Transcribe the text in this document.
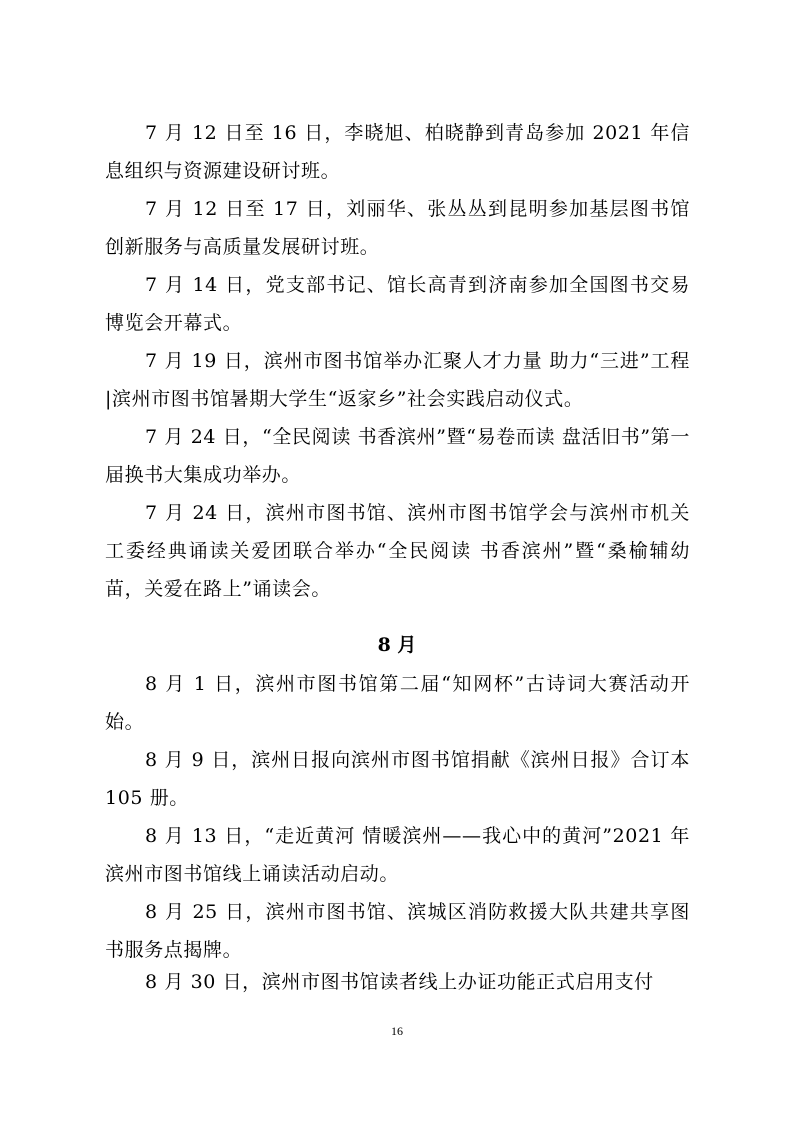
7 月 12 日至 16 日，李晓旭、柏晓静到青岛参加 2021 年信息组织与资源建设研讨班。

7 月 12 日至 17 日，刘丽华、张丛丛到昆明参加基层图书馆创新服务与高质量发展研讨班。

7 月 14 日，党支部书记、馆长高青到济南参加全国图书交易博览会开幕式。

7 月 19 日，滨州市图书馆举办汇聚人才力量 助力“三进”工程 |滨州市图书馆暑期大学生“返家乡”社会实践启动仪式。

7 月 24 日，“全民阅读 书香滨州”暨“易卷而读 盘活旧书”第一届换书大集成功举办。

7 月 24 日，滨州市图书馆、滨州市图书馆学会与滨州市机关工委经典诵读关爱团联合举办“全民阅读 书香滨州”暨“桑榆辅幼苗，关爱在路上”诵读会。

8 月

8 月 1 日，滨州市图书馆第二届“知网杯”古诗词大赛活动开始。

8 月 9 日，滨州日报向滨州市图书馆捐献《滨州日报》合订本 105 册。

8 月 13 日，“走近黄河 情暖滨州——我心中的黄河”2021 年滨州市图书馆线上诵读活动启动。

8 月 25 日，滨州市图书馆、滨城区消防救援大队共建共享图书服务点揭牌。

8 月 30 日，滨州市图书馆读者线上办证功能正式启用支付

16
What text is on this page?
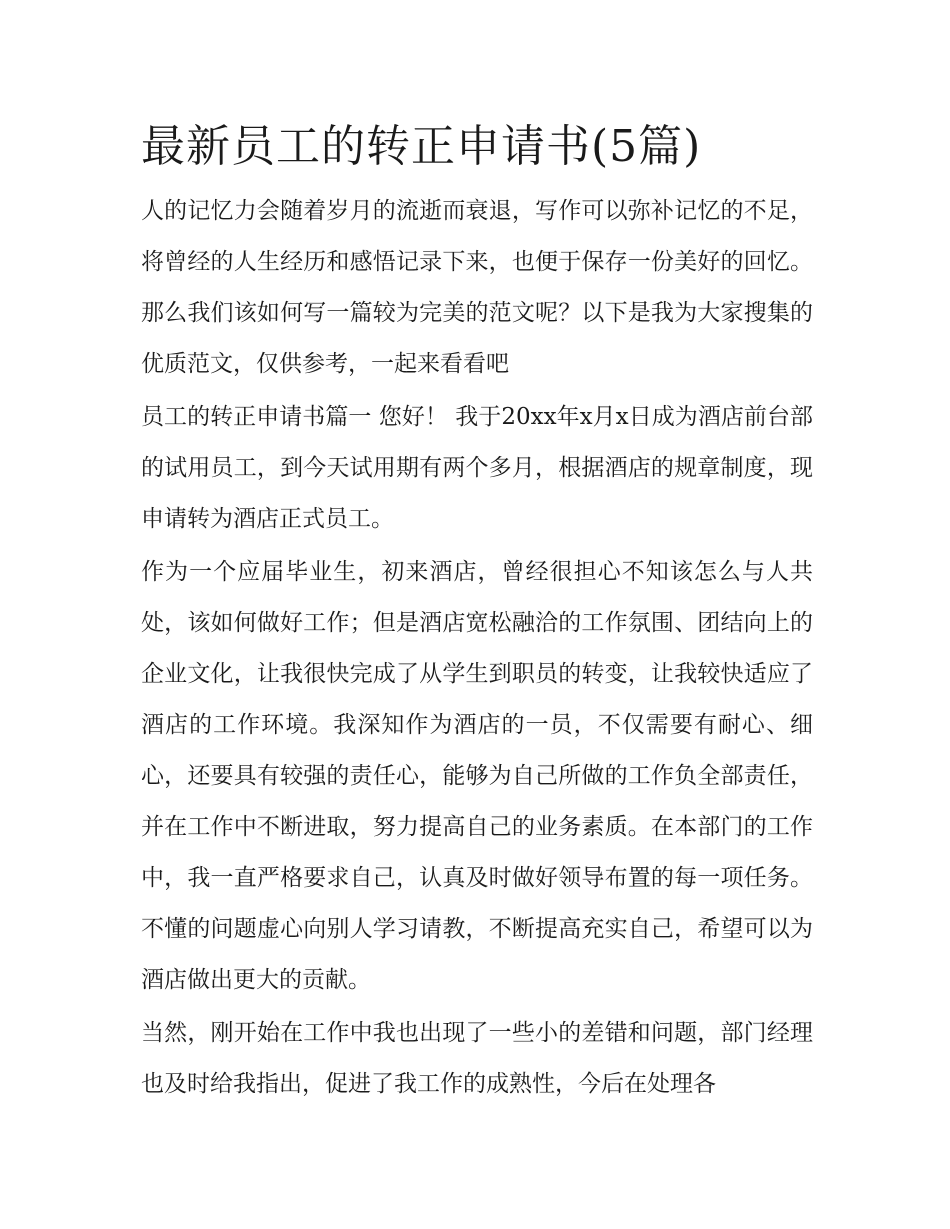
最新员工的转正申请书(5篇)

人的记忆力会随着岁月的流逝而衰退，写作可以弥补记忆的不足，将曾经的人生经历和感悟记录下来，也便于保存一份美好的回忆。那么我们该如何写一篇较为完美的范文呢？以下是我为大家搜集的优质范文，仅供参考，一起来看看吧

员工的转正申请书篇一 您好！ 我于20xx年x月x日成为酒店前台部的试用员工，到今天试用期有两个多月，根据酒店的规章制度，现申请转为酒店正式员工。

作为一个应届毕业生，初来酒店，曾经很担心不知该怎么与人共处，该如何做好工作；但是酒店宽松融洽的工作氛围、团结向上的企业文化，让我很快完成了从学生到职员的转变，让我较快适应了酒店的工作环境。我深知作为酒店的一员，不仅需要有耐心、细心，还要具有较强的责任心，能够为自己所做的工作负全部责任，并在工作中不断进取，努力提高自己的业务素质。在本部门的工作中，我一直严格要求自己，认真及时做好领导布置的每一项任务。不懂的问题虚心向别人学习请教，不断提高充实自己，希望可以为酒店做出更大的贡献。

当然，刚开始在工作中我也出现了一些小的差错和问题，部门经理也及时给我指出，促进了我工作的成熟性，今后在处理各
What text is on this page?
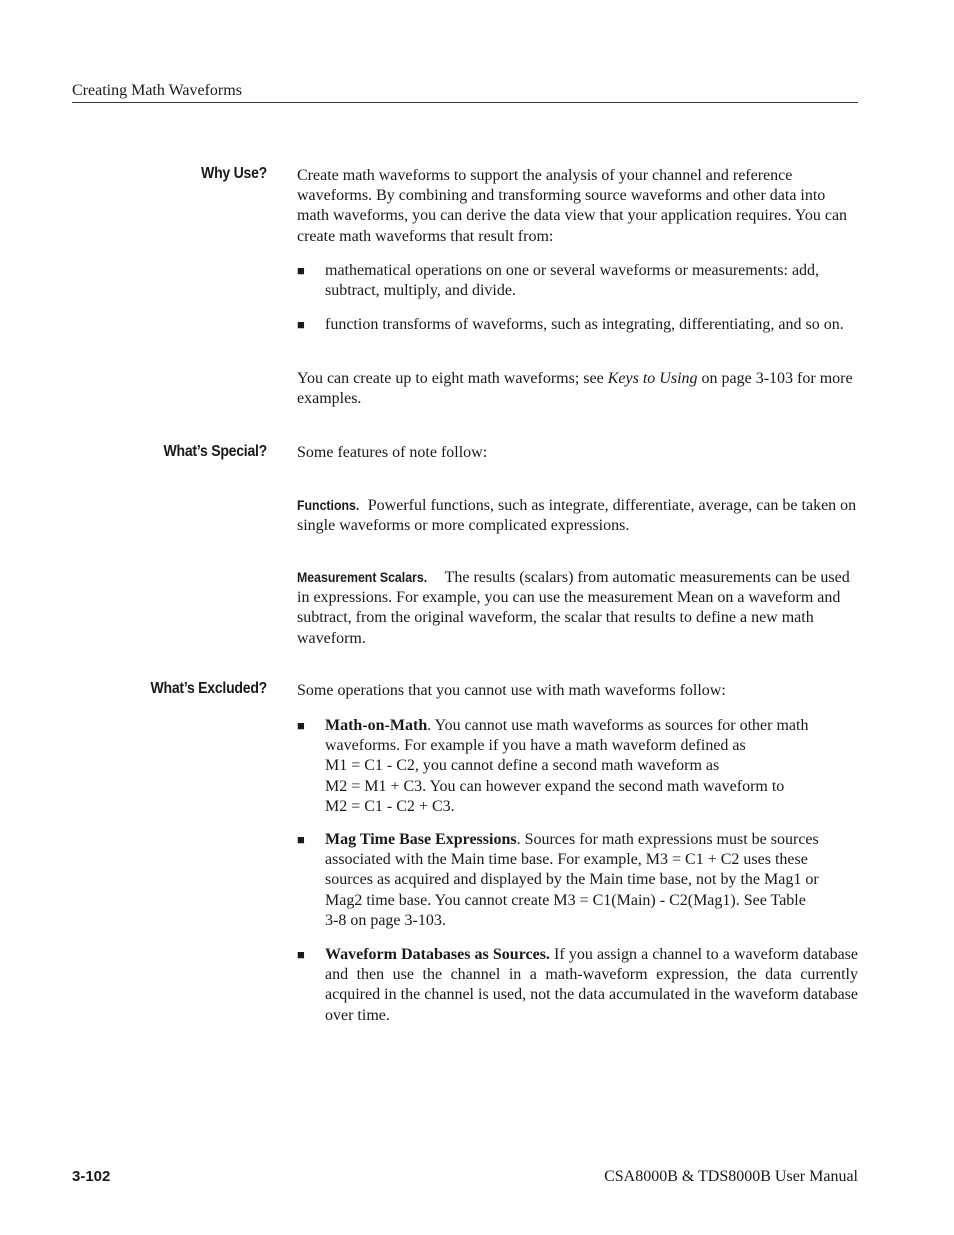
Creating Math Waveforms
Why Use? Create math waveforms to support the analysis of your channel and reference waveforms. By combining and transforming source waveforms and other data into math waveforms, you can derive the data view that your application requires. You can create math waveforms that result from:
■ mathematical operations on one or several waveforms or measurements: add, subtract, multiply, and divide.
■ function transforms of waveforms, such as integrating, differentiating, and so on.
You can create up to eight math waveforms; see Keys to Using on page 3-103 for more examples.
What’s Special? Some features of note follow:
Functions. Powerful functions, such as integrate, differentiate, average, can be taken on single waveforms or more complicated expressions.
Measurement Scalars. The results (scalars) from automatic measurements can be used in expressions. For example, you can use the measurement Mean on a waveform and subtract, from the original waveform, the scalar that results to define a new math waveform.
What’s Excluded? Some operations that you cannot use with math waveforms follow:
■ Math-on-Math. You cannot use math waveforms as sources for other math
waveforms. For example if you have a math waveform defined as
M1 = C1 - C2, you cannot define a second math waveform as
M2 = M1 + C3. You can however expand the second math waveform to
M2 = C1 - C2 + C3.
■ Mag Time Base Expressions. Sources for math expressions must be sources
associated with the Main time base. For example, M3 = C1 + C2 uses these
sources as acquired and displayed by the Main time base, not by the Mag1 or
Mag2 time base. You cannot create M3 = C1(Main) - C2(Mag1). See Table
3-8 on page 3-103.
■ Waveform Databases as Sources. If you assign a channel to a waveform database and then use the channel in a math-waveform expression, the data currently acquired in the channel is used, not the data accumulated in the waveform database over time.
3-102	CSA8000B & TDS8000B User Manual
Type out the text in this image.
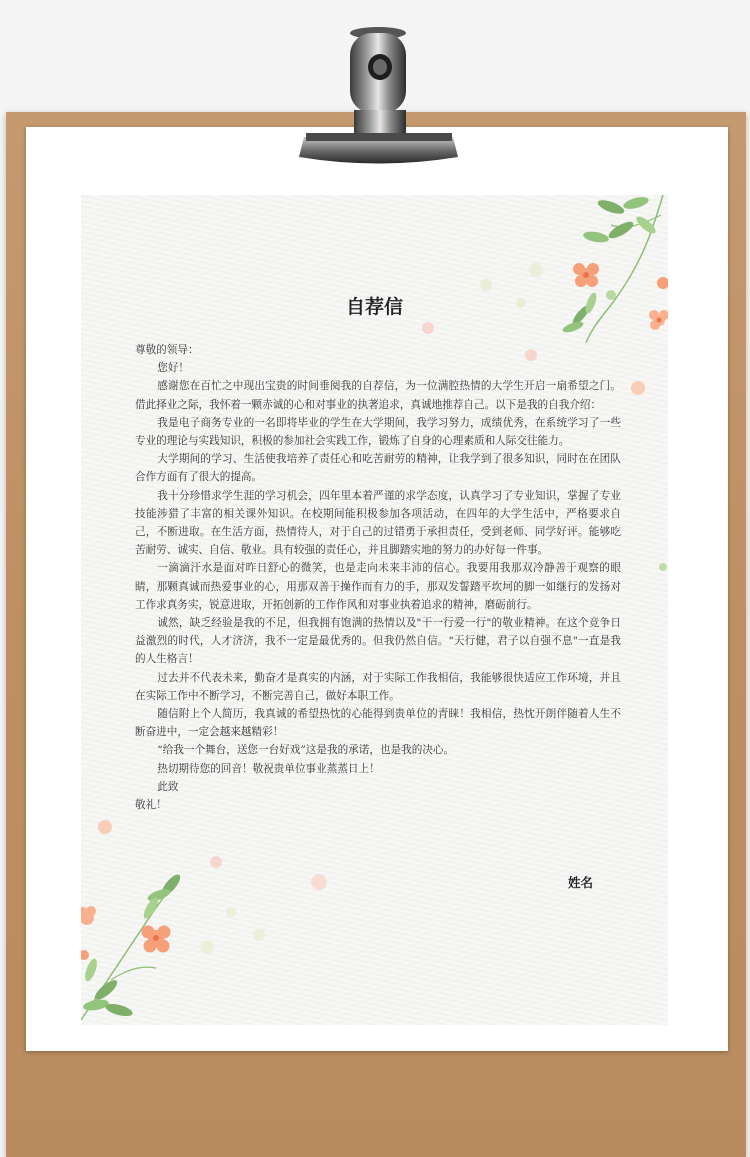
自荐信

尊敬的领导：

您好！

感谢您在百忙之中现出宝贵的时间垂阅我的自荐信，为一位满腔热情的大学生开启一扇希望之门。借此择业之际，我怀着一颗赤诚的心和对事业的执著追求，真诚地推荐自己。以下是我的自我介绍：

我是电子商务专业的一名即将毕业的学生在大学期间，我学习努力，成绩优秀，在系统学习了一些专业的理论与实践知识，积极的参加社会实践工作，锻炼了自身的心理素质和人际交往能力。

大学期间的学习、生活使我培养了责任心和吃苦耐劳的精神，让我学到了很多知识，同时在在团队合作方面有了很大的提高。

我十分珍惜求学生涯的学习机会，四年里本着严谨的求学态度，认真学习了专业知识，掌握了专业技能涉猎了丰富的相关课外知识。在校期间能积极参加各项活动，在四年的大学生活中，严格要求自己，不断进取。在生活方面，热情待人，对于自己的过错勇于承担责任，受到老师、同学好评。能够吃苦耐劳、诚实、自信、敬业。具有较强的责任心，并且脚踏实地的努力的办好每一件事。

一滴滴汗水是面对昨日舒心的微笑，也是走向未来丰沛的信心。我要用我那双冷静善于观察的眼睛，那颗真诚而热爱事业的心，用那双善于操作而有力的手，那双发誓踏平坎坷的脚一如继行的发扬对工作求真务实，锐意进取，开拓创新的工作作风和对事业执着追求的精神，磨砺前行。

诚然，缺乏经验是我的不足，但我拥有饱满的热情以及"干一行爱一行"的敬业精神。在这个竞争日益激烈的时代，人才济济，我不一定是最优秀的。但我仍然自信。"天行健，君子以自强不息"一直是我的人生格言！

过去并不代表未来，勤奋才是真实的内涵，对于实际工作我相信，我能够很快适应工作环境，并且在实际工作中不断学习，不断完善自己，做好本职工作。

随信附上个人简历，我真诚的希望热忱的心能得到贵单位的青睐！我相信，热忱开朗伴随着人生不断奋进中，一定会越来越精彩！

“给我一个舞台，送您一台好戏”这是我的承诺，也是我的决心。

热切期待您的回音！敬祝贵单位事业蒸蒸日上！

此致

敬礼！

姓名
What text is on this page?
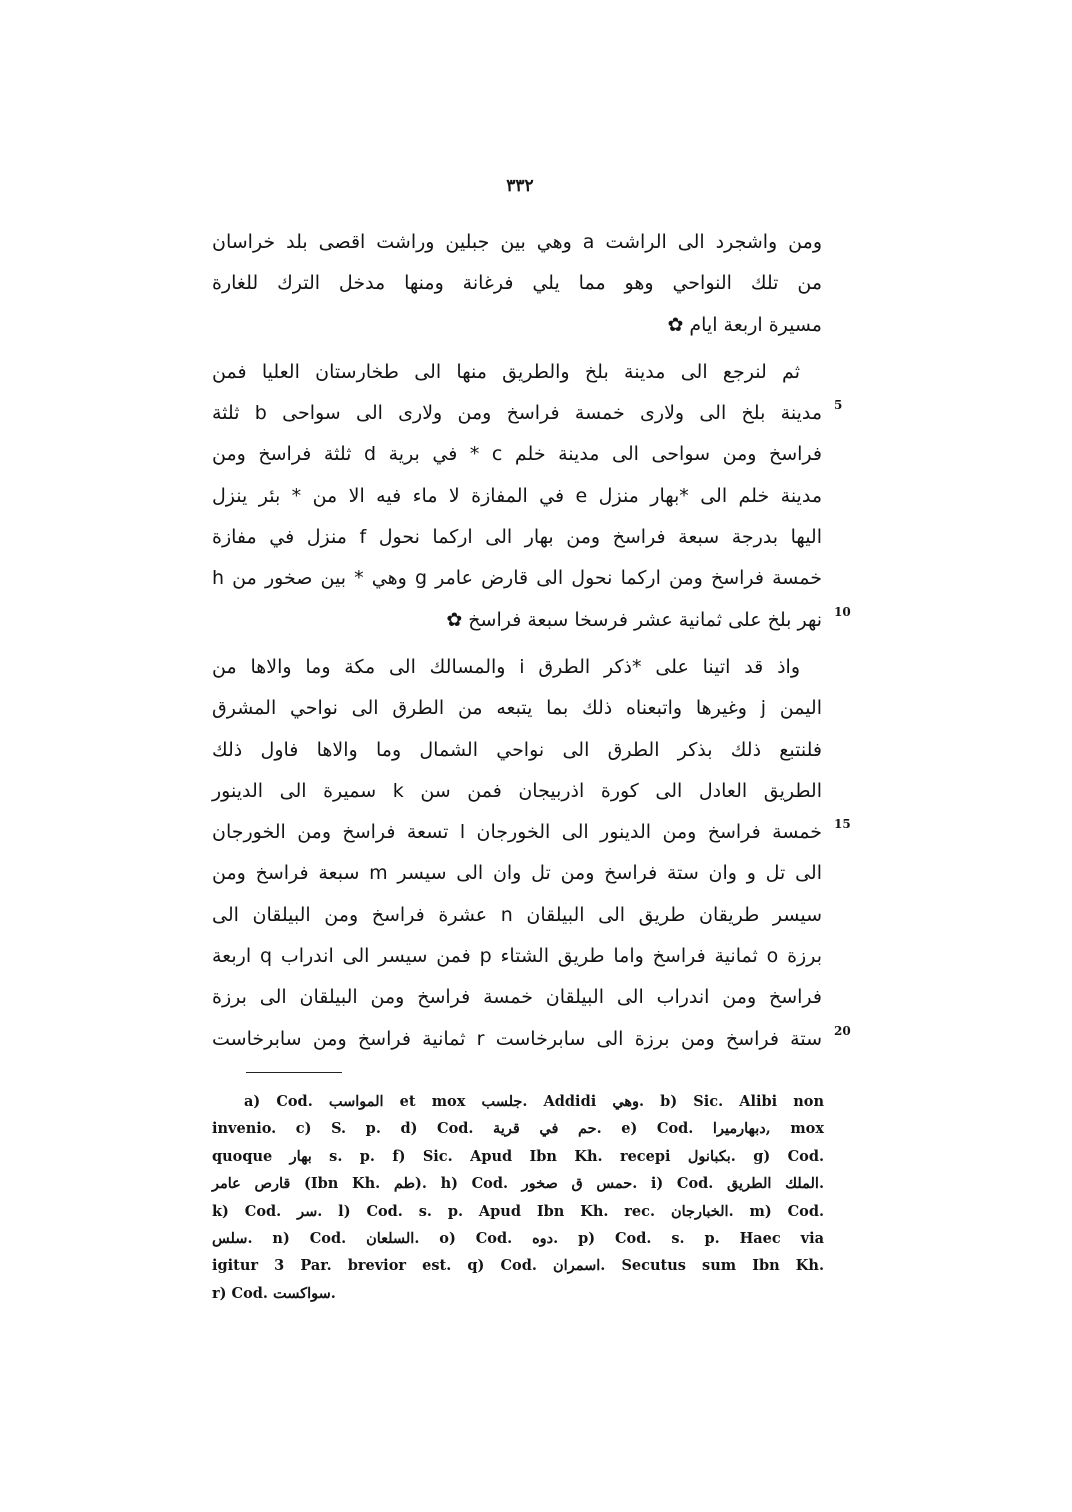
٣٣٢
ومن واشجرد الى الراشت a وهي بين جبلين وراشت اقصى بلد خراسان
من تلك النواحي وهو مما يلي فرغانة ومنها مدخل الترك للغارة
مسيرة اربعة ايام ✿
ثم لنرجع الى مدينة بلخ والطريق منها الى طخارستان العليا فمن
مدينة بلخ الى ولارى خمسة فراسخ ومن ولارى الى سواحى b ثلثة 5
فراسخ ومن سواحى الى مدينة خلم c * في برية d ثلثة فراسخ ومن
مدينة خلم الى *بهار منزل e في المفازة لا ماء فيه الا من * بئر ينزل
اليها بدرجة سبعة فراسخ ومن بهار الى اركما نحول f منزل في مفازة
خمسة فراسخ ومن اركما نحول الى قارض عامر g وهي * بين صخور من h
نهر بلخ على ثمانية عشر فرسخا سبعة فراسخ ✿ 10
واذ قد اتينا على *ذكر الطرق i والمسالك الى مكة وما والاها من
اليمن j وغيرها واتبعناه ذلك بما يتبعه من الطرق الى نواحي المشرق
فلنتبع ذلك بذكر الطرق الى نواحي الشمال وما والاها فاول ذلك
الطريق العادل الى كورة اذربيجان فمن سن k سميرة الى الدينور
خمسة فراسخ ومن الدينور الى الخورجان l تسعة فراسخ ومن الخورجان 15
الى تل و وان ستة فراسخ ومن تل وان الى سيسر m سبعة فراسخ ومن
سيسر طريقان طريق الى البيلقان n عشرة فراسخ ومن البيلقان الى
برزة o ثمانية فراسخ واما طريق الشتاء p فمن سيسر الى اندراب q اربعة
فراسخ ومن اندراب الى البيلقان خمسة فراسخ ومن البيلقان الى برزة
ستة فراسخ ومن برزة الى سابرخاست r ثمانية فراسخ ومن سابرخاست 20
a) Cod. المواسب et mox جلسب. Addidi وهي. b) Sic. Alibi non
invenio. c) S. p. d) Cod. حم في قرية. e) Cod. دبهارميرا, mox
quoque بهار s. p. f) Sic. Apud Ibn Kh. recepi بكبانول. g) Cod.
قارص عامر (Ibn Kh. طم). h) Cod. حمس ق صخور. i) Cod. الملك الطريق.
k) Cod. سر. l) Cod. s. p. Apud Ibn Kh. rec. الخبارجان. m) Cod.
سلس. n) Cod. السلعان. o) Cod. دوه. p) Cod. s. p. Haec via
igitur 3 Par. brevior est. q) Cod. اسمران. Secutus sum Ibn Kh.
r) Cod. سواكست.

________________________________________

STATED PROBLEM: Pick out the lines that include the word "فراسخ" and write them out.

RESULT BELOW:
مدينة بلخ الى ولارى خمسة فراسخ ومن ولارى الى سواحى b ثلثة 5
فراسخ ومن سواحى الى مدينة خلم c * في برية d ثلثة فراسخ ومن
اليها بدرجة سبعة فراسخ ومن بهار الى اركما نحول f منزل في مفازة
خمسة فراسخ ومن اركما نحول الى قارض عامر g وهي * بين صخور من h
نهر بلخ على ثمانية عشر فرسخا سبعة فراسخ ✿ 10
خمسة فراسخ ومن الدينور الى الخورجان l تسعة فراسخ ومن الخورجان 15
الى تل و وان ستة فراسخ ومن تل وان الى سيسر m سبعة فراسخ ومن
سيسر طريقان طريق الى البيلقان n عشرة فراسخ ومن البيلقان الى
برزة o ثمانية فراسخ واما طريق الشتاء p فمن سيسر الى اندراب q اربعة
فراسخ ومن اندراب الى البيلقان خمسة فراسخ ومن البيلقان الى برزة
ستة فراسخ ومن برزة الى سابرخاست r ثمانية فراسخ ومن سابرخاست 20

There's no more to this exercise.